- **Task instructions**
Can you output the material exactly as written, minus any pictures it holds?

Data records
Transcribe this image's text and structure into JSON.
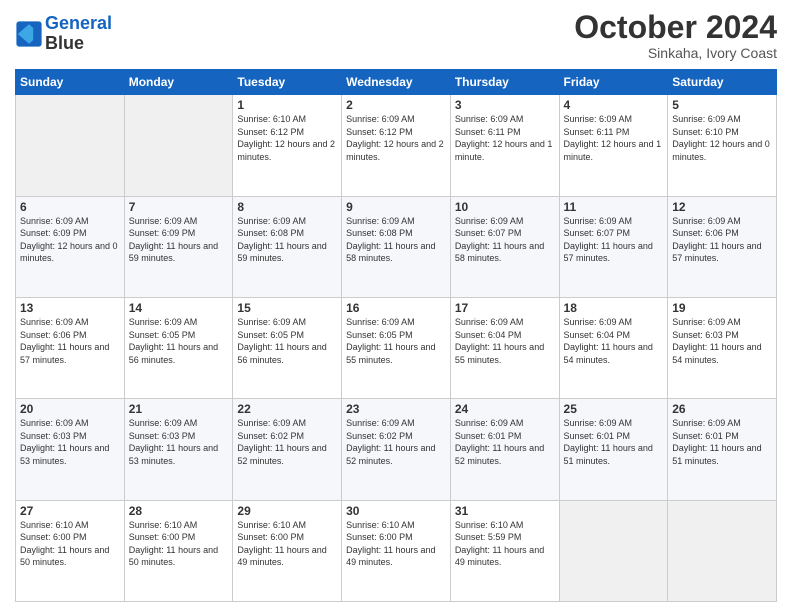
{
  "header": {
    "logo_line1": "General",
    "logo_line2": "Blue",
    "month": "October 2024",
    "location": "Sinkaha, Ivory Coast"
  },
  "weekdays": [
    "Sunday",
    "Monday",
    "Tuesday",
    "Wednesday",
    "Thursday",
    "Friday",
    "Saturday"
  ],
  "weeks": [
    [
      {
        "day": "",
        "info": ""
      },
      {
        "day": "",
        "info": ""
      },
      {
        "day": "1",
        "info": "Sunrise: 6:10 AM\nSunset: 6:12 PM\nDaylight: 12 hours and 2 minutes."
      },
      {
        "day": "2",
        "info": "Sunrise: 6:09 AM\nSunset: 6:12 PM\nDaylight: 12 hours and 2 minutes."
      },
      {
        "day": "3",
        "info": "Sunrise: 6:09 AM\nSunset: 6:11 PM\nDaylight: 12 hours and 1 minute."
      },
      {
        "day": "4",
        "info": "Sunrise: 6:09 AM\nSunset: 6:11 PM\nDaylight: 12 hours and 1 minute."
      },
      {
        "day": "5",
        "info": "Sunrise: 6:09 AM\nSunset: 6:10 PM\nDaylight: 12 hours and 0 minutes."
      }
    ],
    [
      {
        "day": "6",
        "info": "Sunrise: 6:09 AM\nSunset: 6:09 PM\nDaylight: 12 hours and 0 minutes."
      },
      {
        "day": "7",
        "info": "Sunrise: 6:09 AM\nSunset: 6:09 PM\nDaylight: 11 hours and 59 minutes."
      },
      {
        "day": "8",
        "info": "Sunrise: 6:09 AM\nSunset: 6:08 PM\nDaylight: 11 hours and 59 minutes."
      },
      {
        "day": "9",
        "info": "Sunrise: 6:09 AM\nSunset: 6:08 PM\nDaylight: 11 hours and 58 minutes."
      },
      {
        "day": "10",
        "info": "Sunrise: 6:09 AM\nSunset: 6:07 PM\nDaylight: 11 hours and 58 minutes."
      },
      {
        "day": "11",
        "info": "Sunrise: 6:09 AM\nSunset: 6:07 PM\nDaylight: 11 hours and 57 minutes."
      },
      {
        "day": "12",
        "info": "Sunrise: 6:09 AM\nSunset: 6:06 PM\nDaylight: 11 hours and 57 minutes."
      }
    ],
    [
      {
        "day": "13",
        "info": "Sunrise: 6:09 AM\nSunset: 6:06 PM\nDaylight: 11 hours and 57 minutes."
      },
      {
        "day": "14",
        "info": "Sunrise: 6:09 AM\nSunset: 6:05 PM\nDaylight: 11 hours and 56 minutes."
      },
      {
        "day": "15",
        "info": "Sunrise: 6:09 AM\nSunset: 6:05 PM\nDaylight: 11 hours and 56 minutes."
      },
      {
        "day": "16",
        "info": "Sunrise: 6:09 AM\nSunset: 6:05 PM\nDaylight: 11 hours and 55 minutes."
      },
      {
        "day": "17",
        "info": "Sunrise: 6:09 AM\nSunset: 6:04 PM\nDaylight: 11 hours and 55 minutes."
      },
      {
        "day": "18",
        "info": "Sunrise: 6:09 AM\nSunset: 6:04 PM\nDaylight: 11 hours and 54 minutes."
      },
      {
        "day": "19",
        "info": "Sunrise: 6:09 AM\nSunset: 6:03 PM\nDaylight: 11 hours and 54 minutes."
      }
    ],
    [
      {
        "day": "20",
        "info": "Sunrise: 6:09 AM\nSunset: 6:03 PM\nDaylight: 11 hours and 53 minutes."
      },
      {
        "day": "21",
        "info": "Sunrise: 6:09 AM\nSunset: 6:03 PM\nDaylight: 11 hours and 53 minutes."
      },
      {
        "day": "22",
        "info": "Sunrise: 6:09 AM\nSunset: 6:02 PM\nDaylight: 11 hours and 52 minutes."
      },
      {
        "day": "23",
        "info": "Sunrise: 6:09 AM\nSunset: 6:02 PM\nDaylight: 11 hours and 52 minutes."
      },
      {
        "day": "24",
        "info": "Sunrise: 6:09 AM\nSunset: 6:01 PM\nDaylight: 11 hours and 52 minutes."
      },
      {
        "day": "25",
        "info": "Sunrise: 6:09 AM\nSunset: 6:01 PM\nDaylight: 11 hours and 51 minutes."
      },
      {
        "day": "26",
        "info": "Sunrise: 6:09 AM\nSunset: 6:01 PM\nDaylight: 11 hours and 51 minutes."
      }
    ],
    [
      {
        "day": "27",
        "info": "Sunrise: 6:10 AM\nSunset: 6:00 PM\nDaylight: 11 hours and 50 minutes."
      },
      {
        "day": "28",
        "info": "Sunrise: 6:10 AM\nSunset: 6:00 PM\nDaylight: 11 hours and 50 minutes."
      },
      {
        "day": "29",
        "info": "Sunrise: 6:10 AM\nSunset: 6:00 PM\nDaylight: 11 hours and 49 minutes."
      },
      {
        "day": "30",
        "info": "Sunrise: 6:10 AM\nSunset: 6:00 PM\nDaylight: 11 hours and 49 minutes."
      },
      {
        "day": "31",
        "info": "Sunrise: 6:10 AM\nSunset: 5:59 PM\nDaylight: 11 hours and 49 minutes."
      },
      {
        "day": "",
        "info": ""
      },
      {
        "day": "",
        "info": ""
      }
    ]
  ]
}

- **Completed task**
Transcribe this image's text and structure into JSON.
{
  "header": {
    "logo_line1": "General",
    "logo_line2": "Blue",
    "month": "October 2024",
    "location": "Sinkaha, Ivory Coast"
  },
  "weekdays": [
    "Sunday",
    "Monday",
    "Tuesday",
    "Wednesday",
    "Thursday",
    "Friday",
    "Saturday"
  ],
  "weeks": [
    [
      {
        "day": "",
        "info": ""
      },
      {
        "day": "",
        "info": ""
      },
      {
        "day": "1",
        "info": "Sunrise: 6:10 AM\nSunset: 6:12 PM\nDaylight: 12 hours and 2 minutes."
      },
      {
        "day": "2",
        "info": "Sunrise: 6:09 AM\nSunset: 6:12 PM\nDaylight: 12 hours and 2 minutes."
      },
      {
        "day": "3",
        "info": "Sunrise: 6:09 AM\nSunset: 6:11 PM\nDaylight: 12 hours and 1 minute."
      },
      {
        "day": "4",
        "info": "Sunrise: 6:09 AM\nSunset: 6:11 PM\nDaylight: 12 hours and 1 minute."
      },
      {
        "day": "5",
        "info": "Sunrise: 6:09 AM\nSunset: 6:10 PM\nDaylight: 12 hours and 0 minutes."
      }
    ],
    [
      {
        "day": "6",
        "info": "Sunrise: 6:09 AM\nSunset: 6:09 PM\nDaylight: 12 hours and 0 minutes."
      },
      {
        "day": "7",
        "info": "Sunrise: 6:09 AM\nSunset: 6:09 PM\nDaylight: 11 hours and 59 minutes."
      },
      {
        "day": "8",
        "info": "Sunrise: 6:09 AM\nSunset: 6:08 PM\nDaylight: 11 hours and 59 minutes."
      },
      {
        "day": "9",
        "info": "Sunrise: 6:09 AM\nSunset: 6:08 PM\nDaylight: 11 hours and 58 minutes."
      },
      {
        "day": "10",
        "info": "Sunrise: 6:09 AM\nSunset: 6:07 PM\nDaylight: 11 hours and 58 minutes."
      },
      {
        "day": "11",
        "info": "Sunrise: 6:09 AM\nSunset: 6:07 PM\nDaylight: 11 hours and 57 minutes."
      },
      {
        "day": "12",
        "info": "Sunrise: 6:09 AM\nSunset: 6:06 PM\nDaylight: 11 hours and 57 minutes."
      }
    ],
    [
      {
        "day": "13",
        "info": "Sunrise: 6:09 AM\nSunset: 6:06 PM\nDaylight: 11 hours and 57 minutes."
      },
      {
        "day": "14",
        "info": "Sunrise: 6:09 AM\nSunset: 6:05 PM\nDaylight: 11 hours and 56 minutes."
      },
      {
        "day": "15",
        "info": "Sunrise: 6:09 AM\nSunset: 6:05 PM\nDaylight: 11 hours and 56 minutes."
      },
      {
        "day": "16",
        "info": "Sunrise: 6:09 AM\nSunset: 6:05 PM\nDaylight: 11 hours and 55 minutes."
      },
      {
        "day": "17",
        "info": "Sunrise: 6:09 AM\nSunset: 6:04 PM\nDaylight: 11 hours and 55 minutes."
      },
      {
        "day": "18",
        "info": "Sunrise: 6:09 AM\nSunset: 6:04 PM\nDaylight: 11 hours and 54 minutes."
      },
      {
        "day": "19",
        "info": "Sunrise: 6:09 AM\nSunset: 6:03 PM\nDaylight: 11 hours and 54 minutes."
      }
    ],
    [
      {
        "day": "20",
        "info": "Sunrise: 6:09 AM\nSunset: 6:03 PM\nDaylight: 11 hours and 53 minutes."
      },
      {
        "day": "21",
        "info": "Sunrise: 6:09 AM\nSunset: 6:03 PM\nDaylight: 11 hours and 53 minutes."
      },
      {
        "day": "22",
        "info": "Sunrise: 6:09 AM\nSunset: 6:02 PM\nDaylight: 11 hours and 52 minutes."
      },
      {
        "day": "23",
        "info": "Sunrise: 6:09 AM\nSunset: 6:02 PM\nDaylight: 11 hours and 52 minutes."
      },
      {
        "day": "24",
        "info": "Sunrise: 6:09 AM\nSunset: 6:01 PM\nDaylight: 11 hours and 52 minutes."
      },
      {
        "day": "25",
        "info": "Sunrise: 6:09 AM\nSunset: 6:01 PM\nDaylight: 11 hours and 51 minutes."
      },
      {
        "day": "26",
        "info": "Sunrise: 6:09 AM\nSunset: 6:01 PM\nDaylight: 11 hours and 51 minutes."
      }
    ],
    [
      {
        "day": "27",
        "info": "Sunrise: 6:10 AM\nSunset: 6:00 PM\nDaylight: 11 hours and 50 minutes."
      },
      {
        "day": "28",
        "info": "Sunrise: 6:10 AM\nSunset: 6:00 PM\nDaylight: 11 hours and 50 minutes."
      },
      {
        "day": "29",
        "info": "Sunrise: 6:10 AM\nSunset: 6:00 PM\nDaylight: 11 hours and 49 minutes."
      },
      {
        "day": "30",
        "info": "Sunrise: 6:10 AM\nSunset: 6:00 PM\nDaylight: 11 hours and 49 minutes."
      },
      {
        "day": "31",
        "info": "Sunrise: 6:10 AM\nSunset: 5:59 PM\nDaylight: 11 hours and 49 minutes."
      },
      {
        "day": "",
        "info": ""
      },
      {
        "day": "",
        "info": ""
      }
    ]
  ]
}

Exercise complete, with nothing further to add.